+++ Extracted information

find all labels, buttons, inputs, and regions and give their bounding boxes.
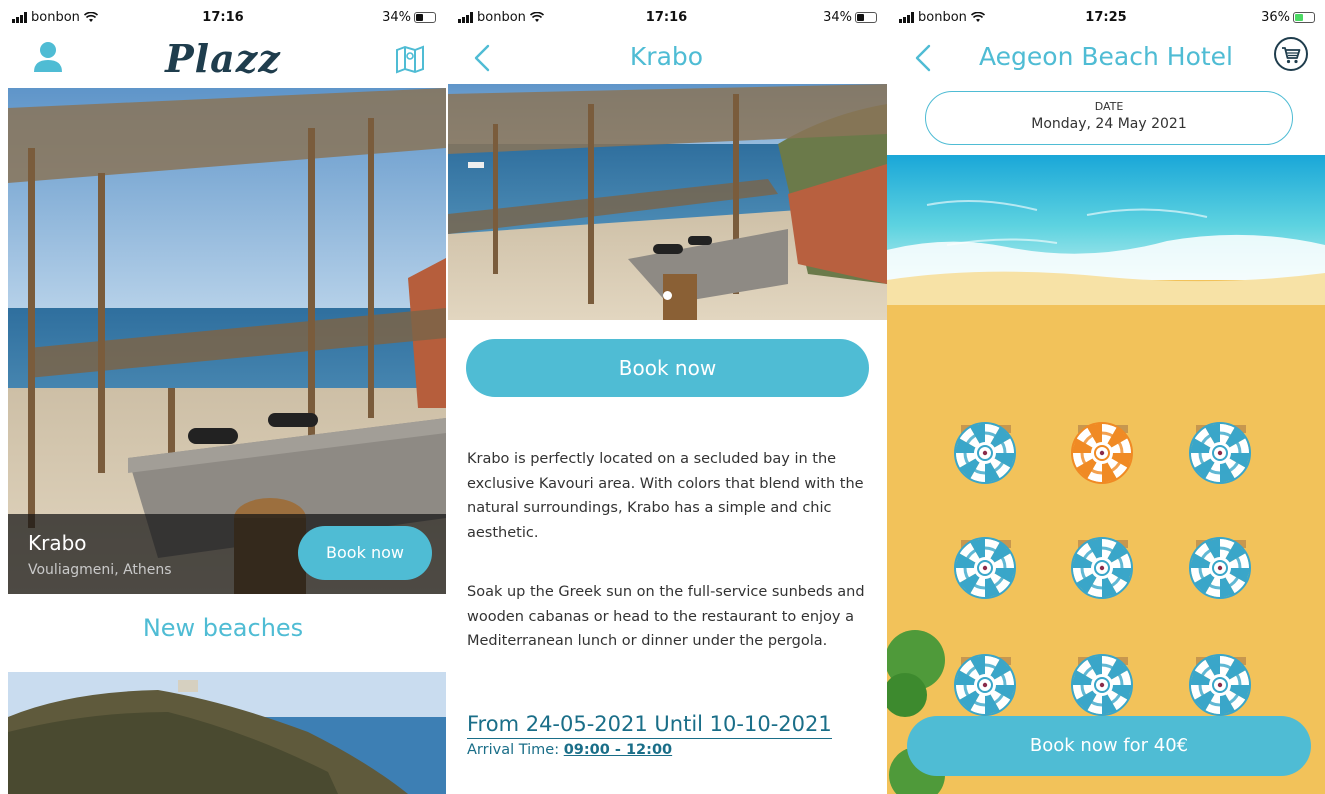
arrival-label: Arrival Time:: [467, 742, 560, 758]
beach-location: Vouliagmeni, Athens: [28, 562, 172, 578]
carousel-dot[interactable]: [663, 291, 672, 300]
beach-detail-screen: bonbon 17:16 34% Krabo Book now Krabo is…: [446, 0, 887, 794]
description-paragraph: Soak up the Greek sun on the full-servic…: [467, 584, 865, 649]
new-beaches-title: New beaches: [142, 614, 304, 642]
battery-icon: [414, 12, 436, 23]
back-chevron-icon[interactable]: [468, 42, 498, 74]
availability-period: From 24-05-2021 Until 10-10-2021: [467, 712, 832, 739]
status-bar: bonbon 17:25 36%: [887, 0, 1325, 32]
umbrella-available[interactable]: [1068, 651, 1136, 719]
date-picker[interactable]: DATE Monday, 24 May 2021: [925, 91, 1293, 145]
status-time: 17:25: [1085, 10, 1127, 25]
umbrella-available[interactable]: [1068, 534, 1136, 602]
featured-caption: Krabo Vouliagmeni, Athens Book now: [8, 514, 446, 594]
battery-percent: 36%: [1261, 10, 1290, 25]
book-now-button[interactable]: Book now: [298, 526, 432, 580]
carousel-dots: [448, 291, 887, 300]
umbrella-available[interactable]: [1186, 419, 1254, 487]
home-screen: bonbon 17:16 34% Plazz Krabo Vouliagmeni…: [0, 0, 446, 794]
umbrella-available[interactable]: [951, 419, 1019, 487]
status-time: 17:16: [645, 10, 688, 25]
booking-map-screen: bonbon 17:25 36% Aegeon Beach Hotel DATE…: [887, 0, 1325, 794]
book-now-button[interactable]: Book now: [466, 339, 869, 397]
app-logo: Plazz: [165, 36, 281, 81]
book-now-button[interactable]: Book now for 40€: [907, 716, 1311, 776]
new-beach-card[interactable]: [8, 672, 446, 794]
battery-charging-icon: [1293, 12, 1315, 23]
back-chevron-icon[interactable]: [909, 42, 939, 74]
featured-beach-card[interactable]: Krabo Vouliagmeni, Athens Book now: [8, 88, 446, 594]
status-time: 17:16: [202, 10, 244, 25]
status-bar: bonbon 17:16 34%: [0, 0, 446, 32]
umbrella-available[interactable]: [951, 651, 1019, 719]
date-value: Monday, 24 May 2021: [1031, 116, 1187, 132]
top-navbar: Krabo: [446, 32, 887, 84]
beach-photo: [448, 84, 887, 320]
arrival-value: 09:00 - 12:00: [563, 742, 673, 758]
umbrella-available[interactable]: [1186, 651, 1254, 719]
battery-percent: 34%: [382, 10, 411, 25]
top-navbar: Aegeon Beach Hotel: [887, 32, 1325, 84]
umbrella-available[interactable]: [951, 534, 1019, 602]
status-bar: bonbon 17:16 34%: [446, 0, 887, 32]
description-paragraph: Krabo is perfectly located on a secluded…: [467, 451, 864, 541]
map-icon[interactable]: [394, 44, 426, 74]
page-title: Krabo: [629, 42, 704, 71]
beach-name: Krabo: [28, 531, 87, 555]
top-navbar: Plazz: [0, 32, 446, 84]
battery-icon: [855, 12, 877, 23]
umbrella-selected[interactable]: [1068, 419, 1136, 487]
beach-photo: [8, 672, 446, 794]
cart-icon[interactable]: [1273, 36, 1309, 72]
beach-map: [887, 155, 1325, 794]
arrival-time: Arrival Time: 09:00 - 12:00: [467, 742, 672, 758]
battery-percent: 34%: [823, 10, 852, 25]
date-label: DATE: [1094, 100, 1124, 113]
beach-photo-carousel[interactable]: [448, 84, 887, 320]
page-title: Aegeon Beach Hotel: [979, 42, 1233, 71]
umbrella-available[interactable]: [1186, 534, 1254, 602]
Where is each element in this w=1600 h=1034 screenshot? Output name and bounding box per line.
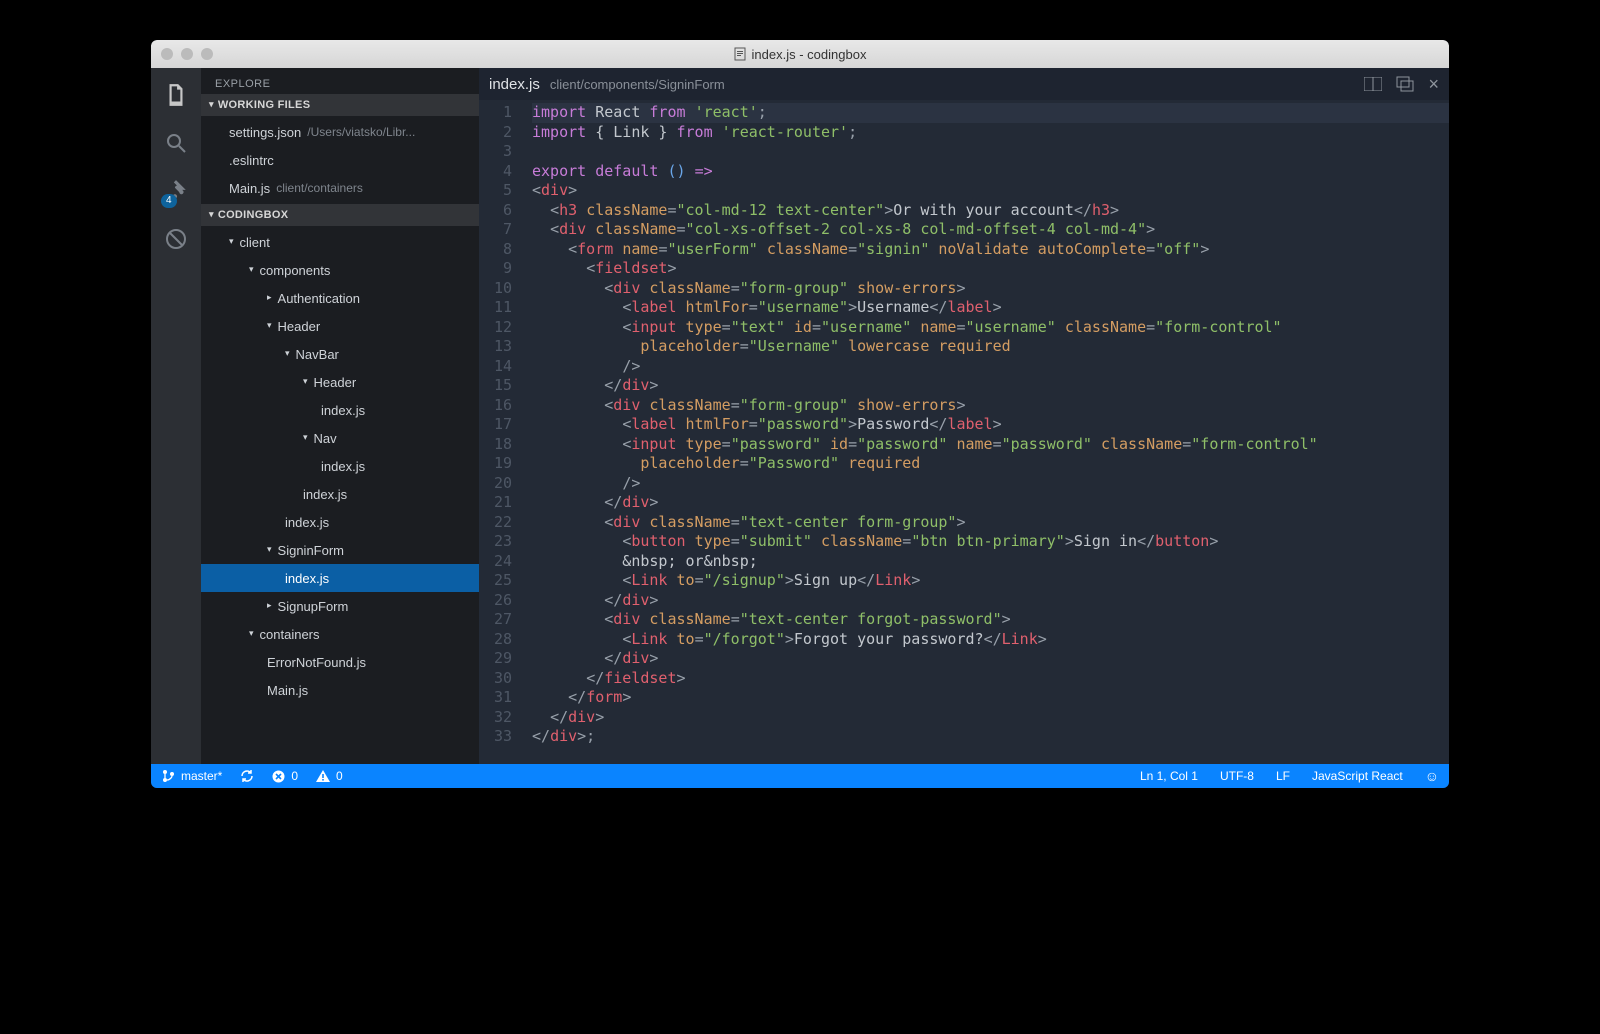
code-line[interactable]: /> [532,474,1449,494]
tab-filepath: client/components/SigninForm [550,77,725,92]
file-item[interactable]: Main.js [201,676,479,704]
file-item[interactable]: index.js [201,480,479,508]
split-editor-icon[interactable] [1364,77,1382,91]
code-line[interactable]: <div className="form-group" show-errors> [532,279,1449,299]
status-errors[interactable]: 0 [272,769,298,783]
folder-item[interactable]: ▾components [201,256,479,284]
code-line[interactable]: <h3 className="col-md-12 text-center">Or… [532,201,1449,221]
code-line[interactable]: <div className="form-group" show-errors> [532,396,1449,416]
code-line[interactable] [532,142,1449,162]
status-git-branch[interactable]: master* [161,769,222,783]
folder-item[interactable]: ▾NavBar [201,340,479,368]
status-eol[interactable]: LF [1276,769,1290,783]
code-line[interactable]: /> [532,357,1449,377]
working-files-header[interactable]: ▾WORKING FILES [201,94,479,116]
search-icon[interactable] [163,130,189,156]
code-line[interactable]: <div> [532,181,1449,201]
code-line[interactable]: <label htmlFor="password">Password</labe… [532,415,1449,435]
more-actions-icon[interactable] [1396,76,1414,92]
git-icon[interactable]: 4 [163,178,189,204]
folder-item[interactable]: ▾SigninForm [201,536,479,564]
code-line[interactable]: <div className="text-center forgot-passw… [532,610,1449,630]
code-line[interactable]: import { Link } from 'react-router'; [532,123,1449,143]
code-line[interactable]: </div> [532,493,1449,513]
folder-item[interactable]: ▸Authentication [201,284,479,312]
code-line[interactable]: import React from 'react'; [532,103,1449,123]
working-file[interactable]: .eslintrc [201,146,479,174]
chevron-down-icon: ▾ [209,209,214,220]
code-line[interactable]: </div>; [532,727,1449,747]
code-line[interactable]: &nbsp; or&nbsp; [532,552,1449,572]
status-encoding[interactable]: UTF-8 [1220,769,1254,783]
line-gutter: 1234567891011121314151617181920212223242… [479,100,524,764]
file-item[interactable]: ErrorNotFound.js [201,648,479,676]
code-line[interactable]: </div> [532,649,1449,669]
code-line[interactable]: <form name="userForm" className="signin"… [532,240,1449,260]
editor-tabbar: index.js client/components/SigninForm × [479,68,1449,100]
app-window: index.js - codingbox 4 EXPLORE ▾WORKING … [151,40,1449,788]
code-line[interactable]: </form> [532,688,1449,708]
tab-filename[interactable]: index.js [489,76,540,93]
code-line[interactable]: export default () => [532,162,1449,182]
close-editor-icon[interactable]: × [1428,74,1439,95]
explorer-icon[interactable] [163,82,189,108]
code-line[interactable]: <Link to="/signup">Sign up</Link> [532,571,1449,591]
code-line[interactable]: <input type="password" id="password" nam… [532,435,1449,455]
code-line[interactable]: <label htmlFor="username">Username</labe… [532,298,1449,318]
code-line[interactable]: </div> [532,591,1449,611]
code-line[interactable]: placeholder="Username" lowercase require… [532,337,1449,357]
window-title: index.js - codingbox [151,47,1449,62]
status-sync-icon[interactable] [240,769,254,783]
activity-bar: 4 [151,68,201,764]
code-line[interactable]: placeholder="Password" required [532,454,1449,474]
status-cursor-position[interactable]: Ln 1, Col 1 [1140,769,1198,783]
code-line[interactable]: </fieldset> [532,669,1449,689]
code-line[interactable]: <div className="text-center form-group"> [532,513,1449,533]
chevron-down-icon: ▾ [209,99,214,110]
folder-item[interactable]: ▾Nav [201,424,479,452]
sidebar-explorer: EXPLORE ▾WORKING FILES settings.json/Use… [201,68,479,764]
editor-area: index.js client/components/SigninForm × … [479,68,1449,764]
working-file[interactable]: settings.json/Users/viatsko/Libr... [201,118,479,146]
file-item[interactable]: index.js [201,564,479,592]
folder-item[interactable]: ▾Header [201,312,479,340]
code-line[interactable]: <fieldset> [532,259,1449,279]
debug-icon[interactable] [163,226,189,252]
project-header[interactable]: ▾CODINGBOX [201,204,479,226]
git-badge: 4 [161,194,177,208]
code-line[interactable]: </div> [532,376,1449,396]
folder-item[interactable]: ▾Header [201,368,479,396]
file-item[interactable]: index.js [201,508,479,536]
code-line[interactable]: <input type="text" id="username" name="u… [532,318,1449,338]
code-line[interactable]: <button type="submit" className="btn btn… [532,532,1449,552]
code-line[interactable]: </div> [532,708,1449,728]
folder-item[interactable]: ▸SignupForm [201,592,479,620]
folder-item[interactable]: ▾client [201,228,479,256]
status-feedback-icon[interactable]: ☺ [1425,768,1439,784]
folder-item[interactable]: ▾containers [201,620,479,648]
code-line[interactable]: <Link to="/forgot">Forgot your password?… [532,630,1449,650]
status-warnings[interactable]: 0 [316,769,343,783]
status-language[interactable]: JavaScript React [1312,769,1403,783]
working-file[interactable]: Main.jsclient/containers [201,174,479,202]
titlebar: index.js - codingbox [151,40,1449,68]
file-item[interactable]: index.js [201,452,479,480]
sidebar-title: EXPLORE [201,68,479,94]
file-item[interactable]: index.js [201,396,479,424]
code-line[interactable]: <div className="col-xs-offset-2 col-xs-8… [532,220,1449,240]
code-content[interactable]: import React from 'react';import { Link … [524,100,1449,764]
status-bar: master* 0 0 Ln 1, Col 1 UTF-8 LF JavaScr… [151,764,1449,788]
document-icon [734,47,746,61]
code-editor[interactable]: 1234567891011121314151617181920212223242… [479,100,1449,764]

++++++

# Problem description
Print, unchanged, the part of the items that opens with the line containing "arrival-label: Arrival Time:: [467, 742, 560, 758]" and closes with the line containing "app-logo: Plazz: [165, 36, 281, 81]", both of those lines included.

# Correct output
arrival-label: Arrival Time:: [467, 742, 560, 758]
beach-location: Vouliagmeni, Athens: [28, 562, 172, 578]
carousel-dot[interactable]: [663, 291, 672, 300]
beach-detail-screen: bonbon 17:16 34% Krabo Book now Krabo is…: [446, 0, 887, 794]
description-paragraph: Soak up the Greek sun on the full-servic…: [467, 584, 865, 649]
new-beaches-title: New beaches: [142, 614, 304, 642]
battery-icon: [414, 12, 436, 23]
back-chevron-icon[interactable]: [468, 42, 498, 74]
availability-period: From 24-05-2021 Until 10-10-2021: [467, 712, 832, 739]
status-bar: bonbon 17:25 36%: [887, 0, 1325, 32]
umbrella-available[interactable]: [1068, 651, 1136, 719]
date-picker[interactable]: DATE Monday, 24 May 2021: [925, 91, 1293, 145]
status-time: 17:25: [1085, 10, 1127, 25]
umbrella-available[interactable]: [1068, 534, 1136, 602]
featured-caption: Krabo Vouliagmeni, Athens Book now: [8, 514, 446, 594]
battery-percent: 36%: [1261, 10, 1290, 25]
book-now-button[interactable]: Book now: [298, 526, 432, 580]
carousel-dots: [448, 291, 887, 300]
umbrella-available[interactable]: [1186, 419, 1254, 487]
home-screen: bonbon 17:16 34% Plazz Krabo Vouliagmeni…: [0, 0, 446, 794]
umbrella-available[interactable]: [951, 419, 1019, 487]
status-time: 17:16: [645, 10, 688, 25]
booking-map-screen: bonbon 17:25 36% Aegeon Beach Hotel DATE…: [887, 0, 1325, 794]
book-now-button[interactable]: Book now: [466, 339, 869, 397]
app-logo: Plazz: [165, 36, 281, 81]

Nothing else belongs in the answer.